**TASK STATEMENT:**
Filter this data down to the lines that hold "Note", and copy them.

**MATERIAL SUPPLIED:**
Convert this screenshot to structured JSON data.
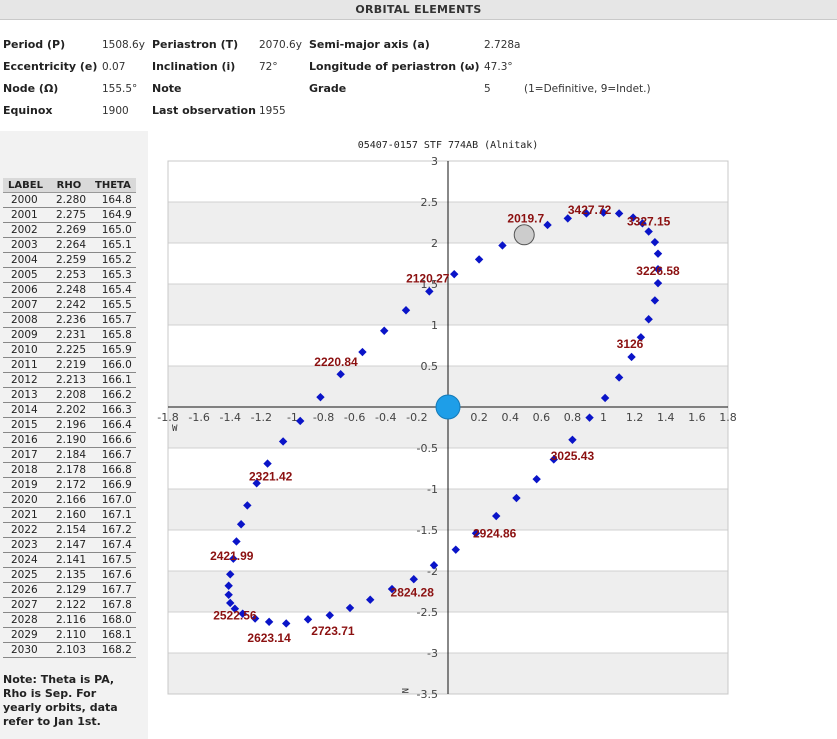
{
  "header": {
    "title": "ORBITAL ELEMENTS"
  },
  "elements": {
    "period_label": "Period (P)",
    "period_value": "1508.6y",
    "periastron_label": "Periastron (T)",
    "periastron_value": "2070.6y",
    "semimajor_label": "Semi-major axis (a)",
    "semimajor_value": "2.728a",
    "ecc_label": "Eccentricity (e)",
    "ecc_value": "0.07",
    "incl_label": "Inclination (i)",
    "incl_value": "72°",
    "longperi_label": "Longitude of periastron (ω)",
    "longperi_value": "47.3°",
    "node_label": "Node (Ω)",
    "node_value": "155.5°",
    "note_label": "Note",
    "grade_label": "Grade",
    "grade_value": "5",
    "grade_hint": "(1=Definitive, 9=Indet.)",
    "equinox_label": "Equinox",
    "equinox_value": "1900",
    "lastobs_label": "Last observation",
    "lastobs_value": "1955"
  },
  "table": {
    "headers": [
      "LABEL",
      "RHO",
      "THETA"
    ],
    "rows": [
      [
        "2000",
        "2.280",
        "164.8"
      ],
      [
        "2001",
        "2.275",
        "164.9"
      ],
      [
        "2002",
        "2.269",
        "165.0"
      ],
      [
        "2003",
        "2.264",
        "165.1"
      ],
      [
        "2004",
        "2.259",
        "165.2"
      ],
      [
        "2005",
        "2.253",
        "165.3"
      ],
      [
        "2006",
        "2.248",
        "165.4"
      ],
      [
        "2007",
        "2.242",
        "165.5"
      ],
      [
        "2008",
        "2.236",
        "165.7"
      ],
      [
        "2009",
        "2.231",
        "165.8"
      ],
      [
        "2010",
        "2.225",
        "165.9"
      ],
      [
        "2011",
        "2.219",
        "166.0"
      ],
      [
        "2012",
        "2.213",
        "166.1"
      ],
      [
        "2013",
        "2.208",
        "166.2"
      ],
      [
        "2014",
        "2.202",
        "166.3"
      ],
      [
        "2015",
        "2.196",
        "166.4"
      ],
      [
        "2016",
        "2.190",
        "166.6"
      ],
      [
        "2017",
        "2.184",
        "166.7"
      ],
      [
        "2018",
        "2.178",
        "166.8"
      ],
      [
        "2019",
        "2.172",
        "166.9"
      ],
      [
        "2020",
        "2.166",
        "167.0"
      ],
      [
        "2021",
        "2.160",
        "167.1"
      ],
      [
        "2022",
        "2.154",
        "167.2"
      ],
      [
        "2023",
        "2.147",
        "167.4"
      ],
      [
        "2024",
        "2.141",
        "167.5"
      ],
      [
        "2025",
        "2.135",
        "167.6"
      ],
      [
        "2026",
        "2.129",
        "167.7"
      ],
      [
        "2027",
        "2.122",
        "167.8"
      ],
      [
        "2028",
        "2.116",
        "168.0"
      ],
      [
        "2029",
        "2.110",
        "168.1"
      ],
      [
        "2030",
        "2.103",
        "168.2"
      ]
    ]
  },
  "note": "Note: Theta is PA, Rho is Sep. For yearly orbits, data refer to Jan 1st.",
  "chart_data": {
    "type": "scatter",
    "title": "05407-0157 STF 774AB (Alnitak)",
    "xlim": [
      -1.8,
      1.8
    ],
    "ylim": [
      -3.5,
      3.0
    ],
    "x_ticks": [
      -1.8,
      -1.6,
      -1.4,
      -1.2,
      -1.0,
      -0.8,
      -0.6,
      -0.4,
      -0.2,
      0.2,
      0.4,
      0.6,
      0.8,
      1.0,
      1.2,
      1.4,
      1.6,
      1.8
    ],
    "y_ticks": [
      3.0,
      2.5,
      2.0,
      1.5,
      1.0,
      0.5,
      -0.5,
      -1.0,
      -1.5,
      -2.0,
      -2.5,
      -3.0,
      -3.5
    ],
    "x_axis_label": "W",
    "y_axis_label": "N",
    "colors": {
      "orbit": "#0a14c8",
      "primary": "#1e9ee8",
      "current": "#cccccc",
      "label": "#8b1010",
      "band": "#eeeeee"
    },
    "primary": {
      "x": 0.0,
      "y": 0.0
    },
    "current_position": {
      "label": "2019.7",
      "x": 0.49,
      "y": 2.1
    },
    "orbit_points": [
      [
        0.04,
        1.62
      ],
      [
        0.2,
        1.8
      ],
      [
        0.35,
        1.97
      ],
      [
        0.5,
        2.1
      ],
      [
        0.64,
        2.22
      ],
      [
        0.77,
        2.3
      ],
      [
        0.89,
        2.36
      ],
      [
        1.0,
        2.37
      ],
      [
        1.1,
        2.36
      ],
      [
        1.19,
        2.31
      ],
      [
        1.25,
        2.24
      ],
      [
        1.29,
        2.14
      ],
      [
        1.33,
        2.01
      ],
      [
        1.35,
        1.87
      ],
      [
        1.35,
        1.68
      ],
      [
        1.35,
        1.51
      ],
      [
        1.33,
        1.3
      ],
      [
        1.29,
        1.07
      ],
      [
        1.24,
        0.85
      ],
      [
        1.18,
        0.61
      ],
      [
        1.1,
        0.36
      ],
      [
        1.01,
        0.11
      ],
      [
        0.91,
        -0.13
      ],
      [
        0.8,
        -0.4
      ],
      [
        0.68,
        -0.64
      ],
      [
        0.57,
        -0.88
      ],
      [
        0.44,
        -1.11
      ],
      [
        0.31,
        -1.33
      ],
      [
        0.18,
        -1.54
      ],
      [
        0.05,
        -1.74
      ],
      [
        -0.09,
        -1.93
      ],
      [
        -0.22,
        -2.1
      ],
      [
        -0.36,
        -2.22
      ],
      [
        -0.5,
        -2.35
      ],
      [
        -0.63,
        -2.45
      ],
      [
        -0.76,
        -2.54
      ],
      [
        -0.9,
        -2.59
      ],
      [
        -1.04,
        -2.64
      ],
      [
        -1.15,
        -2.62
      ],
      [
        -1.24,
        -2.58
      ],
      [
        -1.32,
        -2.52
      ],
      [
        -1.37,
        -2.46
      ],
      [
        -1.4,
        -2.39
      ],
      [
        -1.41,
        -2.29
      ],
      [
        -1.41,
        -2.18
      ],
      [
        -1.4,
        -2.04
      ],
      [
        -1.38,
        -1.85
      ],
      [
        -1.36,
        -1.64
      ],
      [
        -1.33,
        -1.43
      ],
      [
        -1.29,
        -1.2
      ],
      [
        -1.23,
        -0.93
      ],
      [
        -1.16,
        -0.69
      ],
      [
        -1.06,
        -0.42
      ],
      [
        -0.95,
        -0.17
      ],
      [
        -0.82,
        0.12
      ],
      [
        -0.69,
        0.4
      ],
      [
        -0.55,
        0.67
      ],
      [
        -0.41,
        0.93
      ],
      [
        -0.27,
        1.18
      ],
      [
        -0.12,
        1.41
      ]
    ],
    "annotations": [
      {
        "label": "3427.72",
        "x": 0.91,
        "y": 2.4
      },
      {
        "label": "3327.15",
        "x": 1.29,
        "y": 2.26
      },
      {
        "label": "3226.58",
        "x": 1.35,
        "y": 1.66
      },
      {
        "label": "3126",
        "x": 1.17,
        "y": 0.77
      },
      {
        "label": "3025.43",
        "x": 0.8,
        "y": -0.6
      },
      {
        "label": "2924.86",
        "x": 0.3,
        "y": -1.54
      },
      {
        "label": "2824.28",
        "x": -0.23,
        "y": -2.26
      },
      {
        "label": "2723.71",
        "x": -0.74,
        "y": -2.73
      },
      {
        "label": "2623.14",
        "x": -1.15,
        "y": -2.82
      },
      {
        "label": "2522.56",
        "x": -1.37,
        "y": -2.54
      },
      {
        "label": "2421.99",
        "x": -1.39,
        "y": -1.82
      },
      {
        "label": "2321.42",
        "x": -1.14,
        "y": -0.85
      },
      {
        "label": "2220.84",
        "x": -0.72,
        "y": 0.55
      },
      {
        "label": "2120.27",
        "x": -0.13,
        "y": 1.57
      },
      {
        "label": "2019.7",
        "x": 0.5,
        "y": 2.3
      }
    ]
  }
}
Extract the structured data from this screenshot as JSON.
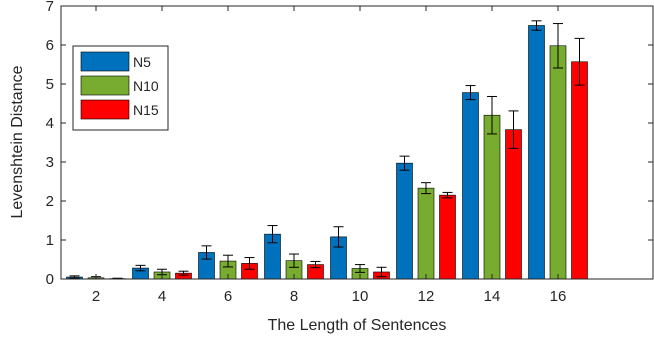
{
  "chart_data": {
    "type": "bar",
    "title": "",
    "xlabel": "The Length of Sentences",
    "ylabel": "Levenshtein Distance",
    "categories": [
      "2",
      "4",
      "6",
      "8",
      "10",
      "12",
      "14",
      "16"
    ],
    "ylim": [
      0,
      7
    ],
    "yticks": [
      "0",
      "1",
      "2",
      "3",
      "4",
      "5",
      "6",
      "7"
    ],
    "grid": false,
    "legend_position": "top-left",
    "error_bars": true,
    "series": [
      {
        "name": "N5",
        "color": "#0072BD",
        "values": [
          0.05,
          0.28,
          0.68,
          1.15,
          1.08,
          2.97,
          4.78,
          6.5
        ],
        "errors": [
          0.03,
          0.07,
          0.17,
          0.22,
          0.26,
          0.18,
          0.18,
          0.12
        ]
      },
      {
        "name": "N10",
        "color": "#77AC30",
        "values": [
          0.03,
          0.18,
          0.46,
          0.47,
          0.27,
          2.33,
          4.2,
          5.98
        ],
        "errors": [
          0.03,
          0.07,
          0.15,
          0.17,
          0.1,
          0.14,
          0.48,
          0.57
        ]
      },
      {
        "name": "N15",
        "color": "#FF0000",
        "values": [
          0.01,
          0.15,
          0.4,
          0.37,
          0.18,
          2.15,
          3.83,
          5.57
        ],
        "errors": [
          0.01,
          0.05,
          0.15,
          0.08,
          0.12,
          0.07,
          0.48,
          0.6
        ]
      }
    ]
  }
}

**COMPLETE ANSWER:**
    "note_label": "Note",
  "note": "Note: Theta is PA, Rho is Sep. For yearly orbits, data refer to Jan 1st.",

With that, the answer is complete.